>> Begin

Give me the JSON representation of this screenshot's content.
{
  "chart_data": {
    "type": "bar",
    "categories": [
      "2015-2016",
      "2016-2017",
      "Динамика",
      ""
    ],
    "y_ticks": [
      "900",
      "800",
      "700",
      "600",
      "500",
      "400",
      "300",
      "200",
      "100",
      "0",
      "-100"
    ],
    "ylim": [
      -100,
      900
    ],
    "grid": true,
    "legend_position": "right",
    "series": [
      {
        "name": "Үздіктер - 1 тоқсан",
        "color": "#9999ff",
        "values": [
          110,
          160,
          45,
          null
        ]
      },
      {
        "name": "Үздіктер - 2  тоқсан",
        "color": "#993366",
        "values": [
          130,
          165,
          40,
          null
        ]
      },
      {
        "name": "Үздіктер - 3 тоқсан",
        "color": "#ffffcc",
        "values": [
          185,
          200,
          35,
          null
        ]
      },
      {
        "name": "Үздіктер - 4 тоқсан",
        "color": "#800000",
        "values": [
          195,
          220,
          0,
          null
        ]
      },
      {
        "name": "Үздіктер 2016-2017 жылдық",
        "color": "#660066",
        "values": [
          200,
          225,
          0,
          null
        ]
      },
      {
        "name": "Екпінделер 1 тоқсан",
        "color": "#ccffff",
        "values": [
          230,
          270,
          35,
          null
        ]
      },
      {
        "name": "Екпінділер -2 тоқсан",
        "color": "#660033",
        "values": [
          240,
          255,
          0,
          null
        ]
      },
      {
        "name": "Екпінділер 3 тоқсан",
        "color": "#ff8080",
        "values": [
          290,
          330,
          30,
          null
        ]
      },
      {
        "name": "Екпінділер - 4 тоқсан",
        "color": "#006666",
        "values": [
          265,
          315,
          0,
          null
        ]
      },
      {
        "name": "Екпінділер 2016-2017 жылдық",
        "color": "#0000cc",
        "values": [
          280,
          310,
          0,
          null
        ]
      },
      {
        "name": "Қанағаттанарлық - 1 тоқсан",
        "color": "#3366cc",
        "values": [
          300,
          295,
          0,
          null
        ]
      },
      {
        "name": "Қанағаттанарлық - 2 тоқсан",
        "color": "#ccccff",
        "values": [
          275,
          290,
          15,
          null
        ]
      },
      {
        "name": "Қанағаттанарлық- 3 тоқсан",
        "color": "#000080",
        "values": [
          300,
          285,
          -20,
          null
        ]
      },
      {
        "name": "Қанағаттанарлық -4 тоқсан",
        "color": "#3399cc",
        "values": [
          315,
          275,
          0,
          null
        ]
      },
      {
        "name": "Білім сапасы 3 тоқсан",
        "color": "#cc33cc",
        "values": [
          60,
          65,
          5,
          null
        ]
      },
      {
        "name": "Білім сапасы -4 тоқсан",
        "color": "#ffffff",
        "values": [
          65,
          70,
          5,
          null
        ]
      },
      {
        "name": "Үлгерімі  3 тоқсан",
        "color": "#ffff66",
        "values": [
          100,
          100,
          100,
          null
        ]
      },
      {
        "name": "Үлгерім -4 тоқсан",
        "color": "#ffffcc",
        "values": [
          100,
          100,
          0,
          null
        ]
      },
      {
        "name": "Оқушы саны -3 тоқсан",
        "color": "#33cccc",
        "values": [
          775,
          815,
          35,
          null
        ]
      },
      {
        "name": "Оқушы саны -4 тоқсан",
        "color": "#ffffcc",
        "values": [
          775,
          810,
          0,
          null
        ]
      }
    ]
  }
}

>> End

▶ [Aim of the exercise]:
Reproduce the complete data exactly as presented above.

▶ [Output below]:
Give me the JSON representation of this screenshot's content.
{
  "chart_data": {
    "type": "bar",
    "categories": [
      "2015-2016",
      "2016-2017",
      "Динамика",
      ""
    ],
    "y_ticks": [
      "900",
      "800",
      "700",
      "600",
      "500",
      "400",
      "300",
      "200",
      "100",
      "0",
      "-100"
    ],
    "ylim": [
      -100,
      900
    ],
    "grid": true,
    "legend_position": "right",
    "series": [
      {
        "name": "Үздіктер - 1 тоқсан",
        "color": "#9999ff",
        "values": [
          110,
          160,
          45,
          null
        ]
      },
      {
        "name": "Үздіктер - 2  тоқсан",
        "color": "#993366",
        "values": [
          130,
          165,
          40,
          null
        ]
      },
      {
        "name": "Үздіктер - 3 тоқсан",
        "color": "#ffffcc",
        "values": [
          185,
          200,
          35,
          null
        ]
      },
      {
        "name": "Үздіктер - 4 тоқсан",
        "color": "#800000",
        "values": [
          195,
          220,
          0,
          null
        ]
      },
      {
        "name": "Үздіктер 2016-2017 жылдық",
        "color": "#660066",
        "values": [
          200,
          225,
          0,
          null
        ]
      },
      {
        "name": "Екпінделер 1 тоқсан",
        "color": "#ccffff",
        "values": [
          230,
          270,
          35,
          null
        ]
      },
      {
        "name": "Екпінділер -2 тоқсан",
        "color": "#660033",
        "values": [
          240,
          255,
          0,
          null
        ]
      },
      {
        "name": "Екпінділер 3 тоқсан",
        "color": "#ff8080",
        "values": [
          290,
          330,
          30,
          null
        ]
      },
      {
        "name": "Екпінділер - 4 тоқсан",
        "color": "#006666",
        "values": [
          265,
          315,
          0,
          null
        ]
      },
      {
        "name": "Екпінділер 2016-2017 жылдық",
        "color": "#0000cc",
        "values": [
          280,
          310,
          0,
          null
        ]
      },
      {
        "name": "Қанағаттанарлық - 1 тоқсан",
        "color": "#3366cc",
        "values": [
          300,
          295,
          0,
          null
        ]
      },
      {
        "name": "Қанағаттанарлық - 2 тоқсан",
        "color": "#ccccff",
        "values": [
          275,
          290,
          15,
          null
        ]
      },
      {
        "name": "Қанағаттанарлық- 3 тоқсан",
        "color": "#000080",
        "values": [
          300,
          285,
          -20,
          null
        ]
      },
      {
        "name": "Қанағаттанарлық -4 тоқсан",
        "color": "#3399cc",
        "values": [
          315,
          275,
          0,
          null
        ]
      },
      {
        "name": "Білім сапасы 3 тоқсан",
        "color": "#cc33cc",
        "values": [
          60,
          65,
          5,
          null
        ]
      },
      {
        "name": "Білім сапасы -4 тоқсан",
        "color": "#ffffff",
        "values": [
          65,
          70,
          5,
          null
        ]
      },
      {
        "name": "Үлгерімі  3 тоқсан",
        "color": "#ffff66",
        "values": [
          100,
          100,
          100,
          null
        ]
      },
      {
        "name": "Үлгерім -4 тоқсан",
        "color": "#ffffcc",
        "values": [
          100,
          100,
          0,
          null
        ]
      },
      {
        "name": "Оқушы саны -3 тоқсан",
        "color": "#33cccc",
        "values": [
          775,
          815,
          35,
          null
        ]
      },
      {
        "name": "Оқушы саны -4 тоқсан",
        "color": "#ffffcc",
        "values": [
          775,
          810,
          0,
          null
        ]
      }
    ]
  }
}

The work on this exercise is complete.